The biggest German bank (by far) had a board of directors and a board advisory committee of some sort. They then had to justify their decision -making process, and it turned out that the ones suggesting plans were the same ones who told the board members how to vote on them. For their trouble, the board members were getting a "modest" 20 million euros apiece, which, even after heavy German taxes, left them with about 8 million euros free and clear to play with. They are now looking at a "stark" reduction of down to 10 million euros, but seeing as how they didn't do much more than collect their money and rubber-stamp decisions laid before them, I guess they might have had to admit that they were well-compensated, even at half the price. There is also some re-structuring going on. Apparently the advisory committee is supplying some members of a newly expanded board of directors.
This is far from my area of expertise, and I'm getting this from some people who have been given the thankless task of coming up with an explanation as to why (or if) all this stuff has been legal. The thing is, the chart of who controls what is so complex (presumably deliberately so) that it is nearly impossible to make heads or tails of the real decision-making process. The only thing that is sure is that there are a very few guys siphoning off a few hundred million a year into their own pockets for doing, for most of the year, little more than breathing and voting for pre-determined proposals a few times a year at meetings in hardship places like Monte-Carlo or Phuket. God only knows what the people who benefit by their decisions are getting out of this situation, but I rather doubt it's less.

- [Dataset entries]
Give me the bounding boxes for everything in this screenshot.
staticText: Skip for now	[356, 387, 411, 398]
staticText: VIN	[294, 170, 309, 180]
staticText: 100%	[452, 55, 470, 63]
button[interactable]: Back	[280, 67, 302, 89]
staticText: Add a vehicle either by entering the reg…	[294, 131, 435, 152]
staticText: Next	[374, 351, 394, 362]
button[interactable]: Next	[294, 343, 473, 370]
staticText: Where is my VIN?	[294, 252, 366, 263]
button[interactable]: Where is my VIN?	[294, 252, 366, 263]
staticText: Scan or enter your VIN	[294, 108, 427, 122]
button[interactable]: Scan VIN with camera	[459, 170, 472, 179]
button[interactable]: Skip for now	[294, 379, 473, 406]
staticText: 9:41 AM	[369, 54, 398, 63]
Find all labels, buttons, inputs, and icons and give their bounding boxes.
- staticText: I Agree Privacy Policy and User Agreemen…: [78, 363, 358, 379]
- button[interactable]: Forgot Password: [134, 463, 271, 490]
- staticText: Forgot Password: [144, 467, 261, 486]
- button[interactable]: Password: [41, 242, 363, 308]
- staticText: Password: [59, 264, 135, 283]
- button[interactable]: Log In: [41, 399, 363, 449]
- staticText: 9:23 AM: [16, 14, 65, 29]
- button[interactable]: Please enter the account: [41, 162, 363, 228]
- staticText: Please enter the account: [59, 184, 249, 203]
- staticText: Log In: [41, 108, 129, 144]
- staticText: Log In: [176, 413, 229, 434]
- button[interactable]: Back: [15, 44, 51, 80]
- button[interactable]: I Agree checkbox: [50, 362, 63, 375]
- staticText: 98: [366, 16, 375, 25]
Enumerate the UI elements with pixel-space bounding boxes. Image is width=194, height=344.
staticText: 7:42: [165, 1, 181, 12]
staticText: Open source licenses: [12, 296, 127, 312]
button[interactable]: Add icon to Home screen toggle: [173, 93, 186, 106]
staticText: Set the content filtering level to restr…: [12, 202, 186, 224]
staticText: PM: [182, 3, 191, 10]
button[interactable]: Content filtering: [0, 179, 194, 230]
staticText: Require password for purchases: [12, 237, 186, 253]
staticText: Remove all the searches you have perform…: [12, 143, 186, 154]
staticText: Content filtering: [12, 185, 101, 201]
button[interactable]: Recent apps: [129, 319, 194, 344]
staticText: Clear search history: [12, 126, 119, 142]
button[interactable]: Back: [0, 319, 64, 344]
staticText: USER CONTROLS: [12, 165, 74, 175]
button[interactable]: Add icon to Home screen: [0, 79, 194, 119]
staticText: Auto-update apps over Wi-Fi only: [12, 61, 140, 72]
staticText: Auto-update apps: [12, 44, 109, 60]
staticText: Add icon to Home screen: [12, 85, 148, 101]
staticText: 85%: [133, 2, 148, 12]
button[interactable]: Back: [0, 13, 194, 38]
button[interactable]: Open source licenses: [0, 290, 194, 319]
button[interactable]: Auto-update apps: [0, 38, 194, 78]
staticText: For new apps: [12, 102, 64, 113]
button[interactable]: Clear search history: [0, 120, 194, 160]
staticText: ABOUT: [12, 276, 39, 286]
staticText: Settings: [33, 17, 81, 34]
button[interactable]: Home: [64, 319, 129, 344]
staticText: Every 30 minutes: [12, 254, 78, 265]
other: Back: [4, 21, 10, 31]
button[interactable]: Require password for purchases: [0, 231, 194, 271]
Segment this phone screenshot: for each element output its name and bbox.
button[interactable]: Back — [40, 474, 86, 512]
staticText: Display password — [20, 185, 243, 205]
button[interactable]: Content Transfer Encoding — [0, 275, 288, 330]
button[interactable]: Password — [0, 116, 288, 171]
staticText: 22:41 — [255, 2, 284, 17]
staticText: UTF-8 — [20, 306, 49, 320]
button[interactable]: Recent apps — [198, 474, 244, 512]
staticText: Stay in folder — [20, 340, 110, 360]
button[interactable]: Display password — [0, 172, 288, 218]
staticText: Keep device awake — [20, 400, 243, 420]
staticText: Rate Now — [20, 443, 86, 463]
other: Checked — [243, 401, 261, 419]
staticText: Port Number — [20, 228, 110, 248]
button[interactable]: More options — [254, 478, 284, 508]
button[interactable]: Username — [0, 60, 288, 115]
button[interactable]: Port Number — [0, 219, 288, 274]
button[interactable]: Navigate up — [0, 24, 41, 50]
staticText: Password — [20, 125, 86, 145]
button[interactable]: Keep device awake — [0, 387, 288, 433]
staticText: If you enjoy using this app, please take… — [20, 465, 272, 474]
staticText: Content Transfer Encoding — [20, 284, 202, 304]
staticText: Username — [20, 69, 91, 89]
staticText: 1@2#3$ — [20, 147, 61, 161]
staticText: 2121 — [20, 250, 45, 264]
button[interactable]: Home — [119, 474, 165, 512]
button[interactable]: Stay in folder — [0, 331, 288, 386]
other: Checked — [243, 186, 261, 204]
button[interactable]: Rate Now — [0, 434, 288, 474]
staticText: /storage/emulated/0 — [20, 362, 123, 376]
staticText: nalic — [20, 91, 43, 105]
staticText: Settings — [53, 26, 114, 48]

- [What you need to do]
A: Answer these from the passage on German bank board pay:
(i) After heavy German taxes, about how much of the 20 million euros did each board member keep?
(ii) To what amount is their pay now set to be reduced?
(iii) Which two places are named as meeting locations?
B: Write a continuation of the passage on German bank board pay that picks up after its final sentence.

- [Expected responses]
A:
(i) About 8 million euros.
(ii) 10 million euros.
(iii) Monte-Carlo and Phuket.

B:
Keep voting the right way, collect your money (now THAT'S what I call passing GO!), as long as you keep yer fat trap shut about it, you keep your position..
Now, the authorities are getting curious as to how all this works. They might not like what they find, and the public (not to mention the shareholders) might like it less--assuming there is anything left for them to find. It's not like the handwriting hasn't been on the wall for a while now.
Who wants to bet that the German-speaking ex-pat community in Brazil, Thailand and Monaco is soon to expand by a dozen or two well-heeled members?